▸ **EXERCISE GOAL**:
Please tally the lines in the rows below that contain the string "Номер", and reply with the number alone.

--- RECORD SET ---

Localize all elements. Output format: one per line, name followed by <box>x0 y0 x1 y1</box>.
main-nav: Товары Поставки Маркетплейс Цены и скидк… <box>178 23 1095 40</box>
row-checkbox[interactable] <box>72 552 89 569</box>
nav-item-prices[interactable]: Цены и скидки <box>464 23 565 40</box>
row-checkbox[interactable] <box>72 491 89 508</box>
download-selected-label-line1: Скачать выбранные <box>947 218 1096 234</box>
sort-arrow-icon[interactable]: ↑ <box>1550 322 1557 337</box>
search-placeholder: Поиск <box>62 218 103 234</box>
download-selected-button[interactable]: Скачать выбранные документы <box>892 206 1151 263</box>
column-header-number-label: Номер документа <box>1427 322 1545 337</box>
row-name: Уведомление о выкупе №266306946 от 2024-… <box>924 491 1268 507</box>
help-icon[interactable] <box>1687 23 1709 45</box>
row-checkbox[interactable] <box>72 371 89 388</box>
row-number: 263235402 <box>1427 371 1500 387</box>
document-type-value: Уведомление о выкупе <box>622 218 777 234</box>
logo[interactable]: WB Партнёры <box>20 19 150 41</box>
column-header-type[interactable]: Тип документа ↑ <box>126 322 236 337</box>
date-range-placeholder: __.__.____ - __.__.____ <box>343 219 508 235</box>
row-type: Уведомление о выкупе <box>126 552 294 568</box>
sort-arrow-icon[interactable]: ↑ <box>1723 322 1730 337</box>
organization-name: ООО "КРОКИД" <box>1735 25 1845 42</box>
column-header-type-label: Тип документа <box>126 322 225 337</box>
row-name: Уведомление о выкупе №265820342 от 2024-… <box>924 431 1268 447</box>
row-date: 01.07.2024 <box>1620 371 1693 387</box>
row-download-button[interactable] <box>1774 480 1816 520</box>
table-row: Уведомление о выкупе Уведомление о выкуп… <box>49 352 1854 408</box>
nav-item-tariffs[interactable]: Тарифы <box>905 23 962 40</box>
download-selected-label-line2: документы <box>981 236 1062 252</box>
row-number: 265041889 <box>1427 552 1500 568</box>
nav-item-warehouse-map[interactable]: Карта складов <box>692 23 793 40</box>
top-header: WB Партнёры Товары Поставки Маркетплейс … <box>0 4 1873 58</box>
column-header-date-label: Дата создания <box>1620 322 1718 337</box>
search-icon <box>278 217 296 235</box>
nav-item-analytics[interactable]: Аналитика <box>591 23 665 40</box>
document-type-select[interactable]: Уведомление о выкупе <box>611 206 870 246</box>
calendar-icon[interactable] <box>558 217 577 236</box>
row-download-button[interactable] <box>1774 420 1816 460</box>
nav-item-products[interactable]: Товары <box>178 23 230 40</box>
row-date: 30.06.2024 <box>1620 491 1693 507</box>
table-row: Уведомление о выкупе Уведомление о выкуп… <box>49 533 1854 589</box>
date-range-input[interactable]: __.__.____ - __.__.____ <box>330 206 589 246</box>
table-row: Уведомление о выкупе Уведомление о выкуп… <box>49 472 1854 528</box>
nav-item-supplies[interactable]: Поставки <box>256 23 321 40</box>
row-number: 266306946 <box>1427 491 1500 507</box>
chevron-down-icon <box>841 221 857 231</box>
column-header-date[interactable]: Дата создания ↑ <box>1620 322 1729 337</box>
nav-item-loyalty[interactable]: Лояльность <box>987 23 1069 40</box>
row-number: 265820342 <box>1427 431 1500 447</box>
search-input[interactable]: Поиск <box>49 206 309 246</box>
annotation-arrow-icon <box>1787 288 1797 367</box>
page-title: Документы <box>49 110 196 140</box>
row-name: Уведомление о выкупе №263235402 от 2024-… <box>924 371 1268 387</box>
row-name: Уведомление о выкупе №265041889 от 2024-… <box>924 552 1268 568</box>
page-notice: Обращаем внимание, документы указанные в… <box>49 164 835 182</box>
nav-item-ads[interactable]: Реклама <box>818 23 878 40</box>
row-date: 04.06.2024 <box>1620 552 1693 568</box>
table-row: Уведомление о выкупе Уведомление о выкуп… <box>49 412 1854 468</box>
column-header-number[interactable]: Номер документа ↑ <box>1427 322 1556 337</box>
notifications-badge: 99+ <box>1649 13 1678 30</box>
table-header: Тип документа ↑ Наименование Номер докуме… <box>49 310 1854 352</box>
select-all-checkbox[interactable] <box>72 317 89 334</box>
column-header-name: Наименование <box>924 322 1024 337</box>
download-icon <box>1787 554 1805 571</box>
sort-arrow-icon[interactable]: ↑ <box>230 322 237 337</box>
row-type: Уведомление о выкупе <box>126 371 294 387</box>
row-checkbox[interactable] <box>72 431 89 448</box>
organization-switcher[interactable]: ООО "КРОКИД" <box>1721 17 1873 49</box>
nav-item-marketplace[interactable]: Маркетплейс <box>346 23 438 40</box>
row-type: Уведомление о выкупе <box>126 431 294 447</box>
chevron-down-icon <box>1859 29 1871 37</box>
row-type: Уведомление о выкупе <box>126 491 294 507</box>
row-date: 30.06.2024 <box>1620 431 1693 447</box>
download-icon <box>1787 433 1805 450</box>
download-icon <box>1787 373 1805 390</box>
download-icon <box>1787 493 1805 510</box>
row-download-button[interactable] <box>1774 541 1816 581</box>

---

▸ **EXERCISE RESPONSE**:
3